GIVEN INSTRUCTION: Locate and copy all lines bearing the word "string".

DATA PROVIDED:
..........
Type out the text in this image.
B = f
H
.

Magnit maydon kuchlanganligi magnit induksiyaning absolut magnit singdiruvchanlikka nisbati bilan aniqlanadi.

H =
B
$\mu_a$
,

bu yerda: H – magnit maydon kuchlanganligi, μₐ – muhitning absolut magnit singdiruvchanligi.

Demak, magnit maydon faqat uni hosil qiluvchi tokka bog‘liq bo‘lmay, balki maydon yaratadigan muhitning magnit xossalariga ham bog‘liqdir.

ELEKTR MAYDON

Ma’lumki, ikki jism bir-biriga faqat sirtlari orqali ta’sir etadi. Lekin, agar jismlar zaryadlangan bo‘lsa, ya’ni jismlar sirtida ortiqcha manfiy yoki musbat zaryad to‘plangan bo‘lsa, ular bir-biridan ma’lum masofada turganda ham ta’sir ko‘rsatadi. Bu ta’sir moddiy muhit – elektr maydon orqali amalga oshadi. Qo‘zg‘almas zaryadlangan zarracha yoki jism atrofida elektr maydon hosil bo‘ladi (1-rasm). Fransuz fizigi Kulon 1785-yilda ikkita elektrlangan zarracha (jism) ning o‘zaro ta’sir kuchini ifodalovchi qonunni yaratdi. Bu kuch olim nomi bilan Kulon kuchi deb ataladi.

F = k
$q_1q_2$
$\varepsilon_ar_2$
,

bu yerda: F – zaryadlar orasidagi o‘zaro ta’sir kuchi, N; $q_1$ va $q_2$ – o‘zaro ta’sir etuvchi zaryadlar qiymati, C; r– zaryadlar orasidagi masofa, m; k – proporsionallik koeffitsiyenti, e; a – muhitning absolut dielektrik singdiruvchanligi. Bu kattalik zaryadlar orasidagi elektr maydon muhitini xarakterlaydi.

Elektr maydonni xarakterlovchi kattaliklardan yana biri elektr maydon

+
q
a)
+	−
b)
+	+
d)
..........
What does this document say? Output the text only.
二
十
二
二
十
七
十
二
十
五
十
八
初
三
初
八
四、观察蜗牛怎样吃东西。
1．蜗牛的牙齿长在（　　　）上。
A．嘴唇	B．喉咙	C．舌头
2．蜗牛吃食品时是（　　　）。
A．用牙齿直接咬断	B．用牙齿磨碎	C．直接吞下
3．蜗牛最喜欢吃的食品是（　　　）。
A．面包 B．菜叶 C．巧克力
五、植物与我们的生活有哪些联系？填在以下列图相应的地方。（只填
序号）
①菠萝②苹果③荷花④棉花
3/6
..........
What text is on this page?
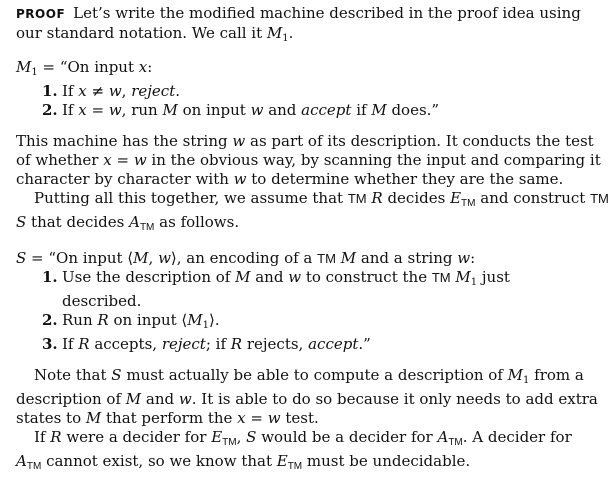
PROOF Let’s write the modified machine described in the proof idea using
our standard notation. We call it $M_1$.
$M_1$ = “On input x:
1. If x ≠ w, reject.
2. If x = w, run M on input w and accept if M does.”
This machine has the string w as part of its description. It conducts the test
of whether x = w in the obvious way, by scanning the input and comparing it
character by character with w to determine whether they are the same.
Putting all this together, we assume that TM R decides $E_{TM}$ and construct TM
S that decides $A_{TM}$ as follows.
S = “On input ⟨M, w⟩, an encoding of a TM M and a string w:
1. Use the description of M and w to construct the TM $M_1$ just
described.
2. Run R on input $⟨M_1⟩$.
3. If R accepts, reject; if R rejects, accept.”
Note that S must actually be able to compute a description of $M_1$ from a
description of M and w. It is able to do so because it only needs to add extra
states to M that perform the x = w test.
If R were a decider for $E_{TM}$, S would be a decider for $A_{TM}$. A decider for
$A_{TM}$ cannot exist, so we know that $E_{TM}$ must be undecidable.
..........
FULL ANSWER:
This machine has the string w as part of its description. It conducts the test
S = “On input ⟨M, w⟩, an encoding of a TM M and a string w:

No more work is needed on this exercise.